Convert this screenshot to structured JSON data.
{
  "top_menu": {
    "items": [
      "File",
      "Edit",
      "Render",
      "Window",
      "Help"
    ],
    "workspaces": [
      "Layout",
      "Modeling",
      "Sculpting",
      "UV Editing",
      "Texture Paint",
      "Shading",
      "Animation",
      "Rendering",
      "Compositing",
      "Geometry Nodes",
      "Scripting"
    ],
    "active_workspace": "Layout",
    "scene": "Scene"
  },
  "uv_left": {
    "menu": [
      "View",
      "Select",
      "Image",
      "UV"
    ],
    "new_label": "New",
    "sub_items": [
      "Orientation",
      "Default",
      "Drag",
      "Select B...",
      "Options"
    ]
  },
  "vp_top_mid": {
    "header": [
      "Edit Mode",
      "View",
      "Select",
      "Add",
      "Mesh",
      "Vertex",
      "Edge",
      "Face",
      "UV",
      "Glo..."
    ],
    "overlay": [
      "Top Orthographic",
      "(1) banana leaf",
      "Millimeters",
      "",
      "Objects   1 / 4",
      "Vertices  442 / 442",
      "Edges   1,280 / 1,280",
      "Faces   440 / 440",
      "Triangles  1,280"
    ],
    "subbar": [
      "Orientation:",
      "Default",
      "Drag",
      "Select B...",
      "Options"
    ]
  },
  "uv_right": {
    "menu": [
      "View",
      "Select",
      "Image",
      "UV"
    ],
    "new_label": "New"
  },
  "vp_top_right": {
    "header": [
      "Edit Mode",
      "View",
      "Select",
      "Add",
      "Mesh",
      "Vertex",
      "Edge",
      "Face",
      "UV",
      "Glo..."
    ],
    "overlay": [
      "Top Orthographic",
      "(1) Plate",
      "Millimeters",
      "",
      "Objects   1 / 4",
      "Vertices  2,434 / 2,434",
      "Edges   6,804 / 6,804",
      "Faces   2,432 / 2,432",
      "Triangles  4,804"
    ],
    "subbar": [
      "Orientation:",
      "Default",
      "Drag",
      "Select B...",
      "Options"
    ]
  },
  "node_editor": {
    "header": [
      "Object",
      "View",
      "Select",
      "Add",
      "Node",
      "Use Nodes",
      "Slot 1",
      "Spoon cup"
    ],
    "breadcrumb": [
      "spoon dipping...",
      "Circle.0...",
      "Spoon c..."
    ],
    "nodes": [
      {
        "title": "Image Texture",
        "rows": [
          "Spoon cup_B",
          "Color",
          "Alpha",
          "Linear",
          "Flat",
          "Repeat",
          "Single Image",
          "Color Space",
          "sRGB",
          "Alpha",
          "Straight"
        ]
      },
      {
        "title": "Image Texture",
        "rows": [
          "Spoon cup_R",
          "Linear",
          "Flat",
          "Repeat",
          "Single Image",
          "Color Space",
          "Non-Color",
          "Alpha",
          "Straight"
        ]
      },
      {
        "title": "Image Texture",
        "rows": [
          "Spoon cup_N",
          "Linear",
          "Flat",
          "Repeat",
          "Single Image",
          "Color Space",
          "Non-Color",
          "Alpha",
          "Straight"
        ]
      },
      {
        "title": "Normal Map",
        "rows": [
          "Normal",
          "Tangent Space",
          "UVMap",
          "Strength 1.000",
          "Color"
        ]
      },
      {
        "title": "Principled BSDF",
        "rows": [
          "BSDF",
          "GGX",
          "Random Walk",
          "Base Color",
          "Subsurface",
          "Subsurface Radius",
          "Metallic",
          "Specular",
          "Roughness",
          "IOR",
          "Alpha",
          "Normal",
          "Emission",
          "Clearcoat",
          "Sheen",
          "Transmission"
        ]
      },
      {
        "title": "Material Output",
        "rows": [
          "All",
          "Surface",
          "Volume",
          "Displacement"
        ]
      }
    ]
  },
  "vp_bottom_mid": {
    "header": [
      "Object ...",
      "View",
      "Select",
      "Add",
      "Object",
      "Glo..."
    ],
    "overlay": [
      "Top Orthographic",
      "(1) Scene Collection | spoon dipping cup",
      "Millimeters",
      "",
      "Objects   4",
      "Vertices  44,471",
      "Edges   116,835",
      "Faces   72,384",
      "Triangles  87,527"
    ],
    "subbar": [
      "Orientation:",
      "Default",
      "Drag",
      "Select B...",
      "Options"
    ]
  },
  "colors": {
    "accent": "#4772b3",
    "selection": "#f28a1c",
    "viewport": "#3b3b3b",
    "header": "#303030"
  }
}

---

| What is expected |
Reproduce each record exactly, leaving nothing out.

| Answer below |
Convert this screenshot to structured JSON data.
{
  "top_menu": {
    "items": [
      "File",
      "Edit",
      "Render",
      "Window",
      "Help"
    ],
    "workspaces": [
      "Layout",
      "Modeling",
      "Sculpting",
      "UV Editing",
      "Texture Paint",
      "Shading",
      "Animation",
      "Rendering",
      "Compositing",
      "Geometry Nodes",
      "Scripting"
    ],
    "active_workspace": "Layout",
    "scene": "Scene"
  },
  "uv_left": {
    "menu": [
      "View",
      "Select",
      "Image",
      "UV"
    ],
    "new_label": "New",
    "sub_items": [
      "Orientation",
      "Default",
      "Drag",
      "Select B...",
      "Options"
    ]
  },
  "vp_top_mid": {
    "header": [
      "Edit Mode",
      "View",
      "Select",
      "Add",
      "Mesh",
      "Vertex",
      "Edge",
      "Face",
      "UV",
      "Glo..."
    ],
    "overlay": [
      "Top Orthographic",
      "(1) banana leaf",
      "Millimeters",
      "",
      "Objects   1 / 4",
      "Vertices  442 / 442",
      "Edges   1,280 / 1,280",
      "Faces   440 / 440",
      "Triangles  1,280"
    ],
    "subbar": [
      "Orientation:",
      "Default",
      "Drag",
      "Select B...",
      "Options"
    ]
  },
  "uv_right": {
    "menu": [
      "View",
      "Select",
      "Image",
      "UV"
    ],
    "new_label": "New"
  },
  "vp_top_right": {
    "header": [
      "Edit Mode",
      "View",
      "Select",
      "Add",
      "Mesh",
      "Vertex",
      "Edge",
      "Face",
      "UV",
      "Glo..."
    ],
    "overlay": [
      "Top Orthographic",
      "(1) Plate",
      "Millimeters",
      "",
      "Objects   1 / 4",
      "Vertices  2,434 / 2,434",
      "Edges   6,804 / 6,804",
      "Faces   2,432 / 2,432",
      "Triangles  4,804"
    ],
    "subbar": [
      "Orientation:",
      "Default",
      "Drag",
      "Select B...",
      "Options"
    ]
  },
  "node_editor": {
    "header": [
      "Object",
      "View",
      "Select",
      "Add",
      "Node",
      "Use Nodes",
      "Slot 1",
      "Spoon cup"
    ],
    "breadcrumb": [
      "spoon dipping...",
      "Circle.0...",
      "Spoon c..."
    ],
    "nodes": [
      {
        "title": "Image Texture",
        "rows": [
          "Spoon cup_B",
          "Color",
          "Alpha",
          "Linear",
          "Flat",
          "Repeat",
          "Single Image",
          "Color Space",
          "sRGB",
          "Alpha",
          "Straight"
        ]
      },
      {
        "title": "Image Texture",
        "rows": [
          "Spoon cup_R",
          "Linear",
          "Flat",
          "Repeat",
          "Single Image",
          "Color Space",
          "Non-Color",
          "Alpha",
          "Straight"
        ]
      },
      {
        "title": "Image Texture",
        "rows": [
          "Spoon cup_N",
          "Linear",
          "Flat",
          "Repeat",
          "Single Image",
          "Color Space",
          "Non-Color",
          "Alpha",
          "Straight"
        ]
      },
      {
        "title": "Normal Map",
        "rows": [
          "Normal",
          "Tangent Space",
          "UVMap",
          "Strength 1.000",
          "Color"
        ]
      },
      {
        "title": "Principled BSDF",
        "rows": [
          "BSDF",
          "GGX",
          "Random Walk",
          "Base Color",
          "Subsurface",
          "Subsurface Radius",
          "Metallic",
          "Specular",
          "Roughness",
          "IOR",
          "Alpha",
          "Normal",
          "Emission",
          "Clearcoat",
          "Sheen",
          "Transmission"
        ]
      },
      {
        "title": "Material Output",
        "rows": [
          "All",
          "Surface",
          "Volume",
          "Displacement"
        ]
      }
    ]
  },
  "vp_bottom_mid": {
    "header": [
      "Object ...",
      "View",
      "Select",
      "Add",
      "Object",
      "Glo..."
    ],
    "overlay": [
      "Top Orthographic",
      "(1) Scene Collection | spoon dipping cup",
      "Millimeters",
      "",
      "Objects   4",
      "Vertices  44,471",
      "Edges   116,835",
      "Faces   72,384",
      "Triangles  87,527"
    ],
    "subbar": [
      "Orientation:",
      "Default",
      "Drag",
      "Select B...",
      "Options"
    ]
  },
  "colors": {
    "accent": "#4772b3",
    "selection": "#f28a1c",
    "viewport": "#3b3b3b",
    "header": "#303030"
  }
}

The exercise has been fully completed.